- **GIVEN DATA**:
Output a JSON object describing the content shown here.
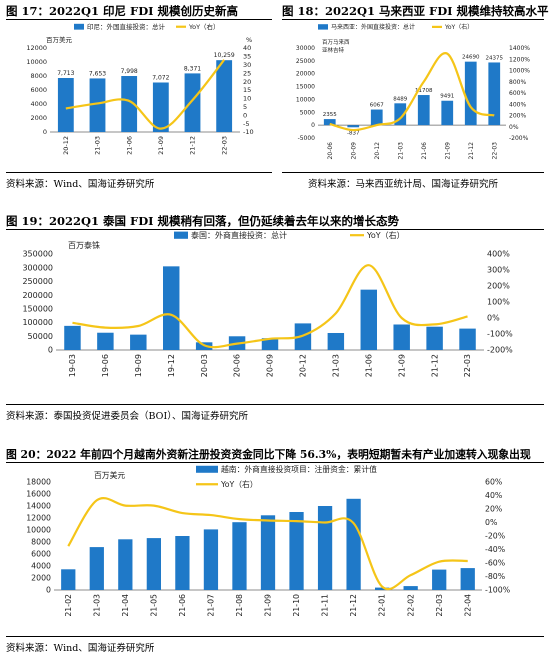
{
  "colors": {
    "bar": "#1f79c8",
    "line": "#f5c518",
    "axis": "#666666",
    "rule": "#000000"
  },
  "panels": [
    {
      "title": "图 17：2022Q1 印尼 FDI 规模创历史新高",
      "source": "资料来源：Wind、国海证券研究所",
      "chart_data": {
        "type": "bar",
        "unit": "百万美元",
        "y2_unit": "%",
        "categories": [
          "20-12",
          "21-03",
          "21-06",
          "21-09",
          "21-12",
          "22-03"
        ],
        "series": [
          {
            "name": "印尼：外国直接投资：总计",
            "type": "bar",
            "axis": "left",
            "values": [
              7713,
              7653,
              7998,
              7072,
              8371,
              10259
            ],
            "labels": [
              "7,713",
              "7,653",
              "7,998",
              "7,072",
              "8,371",
              "10,259"
            ]
          },
          {
            "name": "YoY（右）",
            "type": "line",
            "axis": "right",
            "values": [
              4,
              7,
              8.5,
              -8,
              9,
              33
            ]
          }
        ],
        "ylim": [
          0,
          12000
        ],
        "yticks": [
          0,
          2000,
          4000,
          6000,
          8000,
          10000,
          12000
        ],
        "ytick_labels": [
          "0",
          "2000",
          "4000",
          "6000",
          "8000",
          "10000",
          "12000"
        ],
        "y2lim": [
          -10,
          40
        ],
        "y2ticks": [
          -10,
          -5,
          0,
          5,
          10,
          15,
          20,
          25,
          30,
          35,
          40
        ],
        "y2tick_labels": [
          "-10",
          "-5",
          "0",
          "5",
          "10",
          "15",
          "20",
          "25",
          "30",
          "35",
          "40"
        ],
        "legend": "top"
      }
    },
    {
      "title": "图 18：2022Q1 马来西亚 FDI 规模维持较高水平",
      "source": "资料来源：马来西亚统计局、国海证券研究所",
      "chart_data": {
        "type": "bar",
        "unit": "百万马来西亚林吉特",
        "categories": [
          "20-06",
          "20-09",
          "20-12",
          "21-03",
          "21-06",
          "21-09",
          "21-12",
          "22-03"
        ],
        "series": [
          {
            "name": "马来西亚：外国直接投资：总计",
            "type": "bar",
            "axis": "left",
            "values": [
              2355,
              -837,
              6067,
              8489,
              11708,
              9491,
              24690,
              24375
            ],
            "labels": [
              "2355",
              "-837",
              "6067",
              "8489",
              "11708",
              "9491",
              "24690",
              "24375"
            ]
          },
          {
            "name": "YoY（右）",
            "type": "line",
            "axis": "right",
            "values": [
              50,
              -60,
              30,
              150,
              800,
              1300,
              350,
              200
            ]
          }
        ],
        "ylim": [
          -5000,
          30000
        ],
        "yticks": [
          -5000,
          0,
          5000,
          10000,
          15000,
          20000,
          25000,
          30000
        ],
        "ytick_labels": [
          "-5000",
          "0",
          "5000",
          "10000",
          "15000",
          "20000",
          "25000",
          "30000"
        ],
        "y2lim": [
          -200,
          1400
        ],
        "y2ticks": [
          -200,
          0,
          200,
          400,
          600,
          800,
          1000,
          1200,
          1400
        ],
        "y2tick_labels": [
          "-200%",
          "0%",
          "200%",
          "400%",
          "600%",
          "800%",
          "1000%",
          "1200%",
          "1400%"
        ],
        "legend": "top"
      }
    },
    {
      "title": "图 19：2022Q1 泰国 FDI 规模稍有回落，但仍延续着去年以来的增长态势",
      "source": "资料来源：泰国投资促进委员会（BOI）、国海证券研究所",
      "chart_data": {
        "type": "bar",
        "unit": "百万泰铢",
        "categories": [
          "19-03",
          "19-06",
          "19-09",
          "19-12",
          "20-03",
          "20-06",
          "20-09",
          "20-12",
          "21-03",
          "21-06",
          "21-09",
          "21-12",
          "22-03"
        ],
        "series": [
          {
            "name": "泰国：外商直接投资：总计",
            "type": "bar",
            "axis": "left",
            "values": [
              88000,
              63000,
              56000,
              305000,
              28000,
              50000,
              43000,
              97000,
              62000,
              220000,
              93000,
              85000,
              78000
            ]
          },
          {
            "name": "YoY（右）",
            "type": "line",
            "axis": "right",
            "values": [
              -30,
              -60,
              -50,
              20,
              -170,
              -160,
              -130,
              -110,
              30,
              330,
              0,
              -40,
              10
            ]
          }
        ],
        "ylim": [
          0,
          350000
        ],
        "yticks": [
          0,
          50000,
          100000,
          150000,
          200000,
          250000,
          300000,
          350000
        ],
        "ytick_labels": [
          "0",
          "50000",
          "100000",
          "150000",
          "200000",
          "250000",
          "300000",
          "350000"
        ],
        "y2lim": [
          -200,
          400
        ],
        "y2ticks": [
          -200,
          -100,
          0,
          100,
          200,
          300,
          400
        ],
        "y2tick_labels": [
          "-200%",
          "-100%",
          "0%",
          "100%",
          "200%",
          "300%",
          "400%"
        ],
        "legend": "top"
      }
    },
    {
      "title": "图 20：2022 年前四个月越南外资新注册投资资金同比下降 56.3%，表明短期暂未有产业加速转入现象出现",
      "source": "资料来源：Wind、国海证券研究所",
      "chart_data": {
        "type": "bar",
        "unit": "百万美元",
        "categories": [
          "21-02",
          "21-03",
          "21-04",
          "21-05",
          "21-06",
          "21-07",
          "21-08",
          "21-09",
          "21-10",
          "21-11",
          "21-12",
          "22-01",
          "22-02",
          "22-03",
          "22-04"
        ],
        "series": [
          {
            "name": "越南：外商直接投资项目：注册资金：累计值",
            "type": "bar",
            "axis": "left",
            "values": [
              3450,
              7150,
              8450,
              8650,
              9000,
              10100,
              11300,
              12450,
              13000,
              14000,
              15200,
              400,
              650,
              3400,
              3650
            ]
          },
          {
            "name": "YoY（右）",
            "type": "line",
            "axis": "right",
            "values": [
              -35,
              33,
              25,
              25,
              14,
              11,
              5,
              3,
              2,
              0,
              -1,
              -95,
              -78,
              -58,
              -57
            ]
          }
        ],
        "ylim": [
          0,
          18000
        ],
        "yticks": [
          0,
          2000,
          4000,
          6000,
          8000,
          10000,
          12000,
          14000,
          16000,
          18000
        ],
        "ytick_labels": [
          "0",
          "2000",
          "4000",
          "6000",
          "8000",
          "10000",
          "12000",
          "14000",
          "16000",
          "18000"
        ],
        "y2lim": [
          -100,
          60
        ],
        "y2ticks": [
          -100,
          -80,
          -60,
          -40,
          -20,
          0,
          20,
          40,
          60
        ],
        "y2tick_labels": [
          "-100%",
          "-80%",
          "-60%",
          "-40%",
          "-20%",
          "0%",
          "20%",
          "40%",
          "60%"
        ],
        "legend": "top"
      }
    }
  ]
}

- **AIM**:
Skipping the pictures, transcribe each line above exactly as it appears.

- **OUTPUT**:
Output a JSON object describing the content shown here.
{
  "colors": {
    "bar": "#1f79c8",
    "line": "#f5c518",
    "axis": "#666666",
    "rule": "#000000"
  },
  "panels": [
    {
      "title": "图 17：2022Q1 印尼 FDI 规模创历史新高",
      "source": "资料来源：Wind、国海证券研究所",
      "chart_data": {
        "type": "bar",
        "unit": "百万美元",
        "y2_unit": "%",
        "categories": [
          "20-12",
          "21-03",
          "21-06",
          "21-09",
          "21-12",
          "22-03"
        ],
        "series": [
          {
            "name": "印尼：外国直接投资：总计",
            "type": "bar",
            "axis": "left",
            "values": [
              7713,
              7653,
              7998,
              7072,
              8371,
              10259
            ],
            "labels": [
              "7,713",
              "7,653",
              "7,998",
              "7,072",
              "8,371",
              "10,259"
            ]
          },
          {
            "name": "YoY（右）",
            "type": "line",
            "axis": "right",
            "values": [
              4,
              7,
              8.5,
              -8,
              9,
              33
            ]
          }
        ],
        "ylim": [
          0,
          12000
        ],
        "yticks": [
          0,
          2000,
          4000,
          6000,
          8000,
          10000,
          12000
        ],
        "ytick_labels": [
          "0",
          "2000",
          "4000",
          "6000",
          "8000",
          "10000",
          "12000"
        ],
        "y2lim": [
          -10,
          40
        ],
        "y2ticks": [
          -10,
          -5,
          0,
          5,
          10,
          15,
          20,
          25,
          30,
          35,
          40
        ],
        "y2tick_labels": [
          "-10",
          "-5",
          "0",
          "5",
          "10",
          "15",
          "20",
          "25",
          "30",
          "35",
          "40"
        ],
        "legend": "top"
      }
    },
    {
      "title": "图 18：2022Q1 马来西亚 FDI 规模维持较高水平",
      "source": "资料来源：马来西亚统计局、国海证券研究所",
      "chart_data": {
        "type": "bar",
        "unit": "百万马来西亚林吉特",
        "categories": [
          "20-06",
          "20-09",
          "20-12",
          "21-03",
          "21-06",
          "21-09",
          "21-12",
          "22-03"
        ],
        "series": [
          {
            "name": "马来西亚：外国直接投资：总计",
            "type": "bar",
            "axis": "left",
            "values": [
              2355,
              -837,
              6067,
              8489,
              11708,
              9491,
              24690,
              24375
            ],
            "labels": [
              "2355",
              "-837",
              "6067",
              "8489",
              "11708",
              "9491",
              "24690",
              "24375"
            ]
          },
          {
            "name": "YoY（右）",
            "type": "line",
            "axis": "right",
            "values": [
              50,
              -60,
              30,
              150,
              800,
              1300,
              350,
              200
            ]
          }
        ],
        "ylim": [
          -5000,
          30000
        ],
        "yticks": [
          -5000,
          0,
          5000,
          10000,
          15000,
          20000,
          25000,
          30000
        ],
        "ytick_labels": [
          "-5000",
          "0",
          "5000",
          "10000",
          "15000",
          "20000",
          "25000",
          "30000"
        ],
        "y2lim": [
          -200,
          1400
        ],
        "y2ticks": [
          -200,
          0,
          200,
          400,
          600,
          800,
          1000,
          1200,
          1400
        ],
        "y2tick_labels": [
          "-200%",
          "0%",
          "200%",
          "400%",
          "600%",
          "800%",
          "1000%",
          "1200%",
          "1400%"
        ],
        "legend": "top"
      }
    },
    {
      "title": "图 19：2022Q1 泰国 FDI 规模稍有回落，但仍延续着去年以来的增长态势",
      "source": "资料来源：泰国投资促进委员会（BOI）、国海证券研究所",
      "chart_data": {
        "type": "bar",
        "unit": "百万泰铢",
        "categories": [
          "19-03",
          "19-06",
          "19-09",
          "19-12",
          "20-03",
          "20-06",
          "20-09",
          "20-12",
          "21-03",
          "21-06",
          "21-09",
          "21-12",
          "22-03"
        ],
        "series": [
          {
            "name": "泰国：外商直接投资：总计",
            "type": "bar",
            "axis": "left",
            "values": [
              88000,
              63000,
              56000,
              305000,
              28000,
              50000,
              43000,
              97000,
              62000,
              220000,
              93000,
              85000,
              78000
            ]
          },
          {
            "name": "YoY（右）",
            "type": "line",
            "axis": "right",
            "values": [
              -30,
              -60,
              -50,
              20,
              -170,
              -160,
              -130,
              -110,
              30,
              330,
              0,
              -40,
              10
            ]
          }
        ],
        "ylim": [
          0,
          350000
        ],
        "yticks": [
          0,
          50000,
          100000,
          150000,
          200000,
          250000,
          300000,
          350000
        ],
        "ytick_labels": [
          "0",
          "50000",
          "100000",
          "150000",
          "200000",
          "250000",
          "300000",
          "350000"
        ],
        "y2lim": [
          -200,
          400
        ],
        "y2ticks": [
          -200,
          -100,
          0,
          100,
          200,
          300,
          400
        ],
        "y2tick_labels": [
          "-200%",
          "-100%",
          "0%",
          "100%",
          "200%",
          "300%",
          "400%"
        ],
        "legend": "top"
      }
    },
    {
      "title": "图 20：2022 年前四个月越南外资新注册投资资金同比下降 56.3%，表明短期暂未有产业加速转入现象出现",
      "source": "资料来源：Wind、国海证券研究所",
      "chart_data": {
        "type": "bar",
        "unit": "百万美元",
        "categories": [
          "21-02",
          "21-03",
          "21-04",
          "21-05",
          "21-06",
          "21-07",
          "21-08",
          "21-09",
          "21-10",
          "21-11",
          "21-12",
          "22-01",
          "22-02",
          "22-03",
          "22-04"
        ],
        "series": [
          {
            "name": "越南：外商直接投资项目：注册资金：累计值",
            "type": "bar",
            "axis": "left",
            "values": [
              3450,
              7150,
              8450,
              8650,
              9000,
              10100,
              11300,
              12450,
              13000,
              14000,
              15200,
              400,
              650,
              3400,
              3650
            ]
          },
          {
            "name": "YoY（右）",
            "type": "line",
            "axis": "right",
            "values": [
              -35,
              33,
              25,
              25,
              14,
              11,
              5,
              3,
              2,
              0,
              -1,
              -95,
              -78,
              -58,
              -57
            ]
          }
        ],
        "ylim": [
          0,
          18000
        ],
        "yticks": [
          0,
          2000,
          4000,
          6000,
          8000,
          10000,
          12000,
          14000,
          16000,
          18000
        ],
        "ytick_labels": [
          "0",
          "2000",
          "4000",
          "6000",
          "8000",
          "10000",
          "12000",
          "14000",
          "16000",
          "18000"
        ],
        "y2lim": [
          -100,
          60
        ],
        "y2ticks": [
          -100,
          -80,
          -60,
          -40,
          -20,
          0,
          20,
          40,
          60
        ],
        "y2tick_labels": [
          "-100%",
          "-80%",
          "-60%",
          "-40%",
          "-20%",
          "0%",
          "20%",
          "40%",
          "60%"
        ],
        "legend": "top"
      }
    }
  ]
}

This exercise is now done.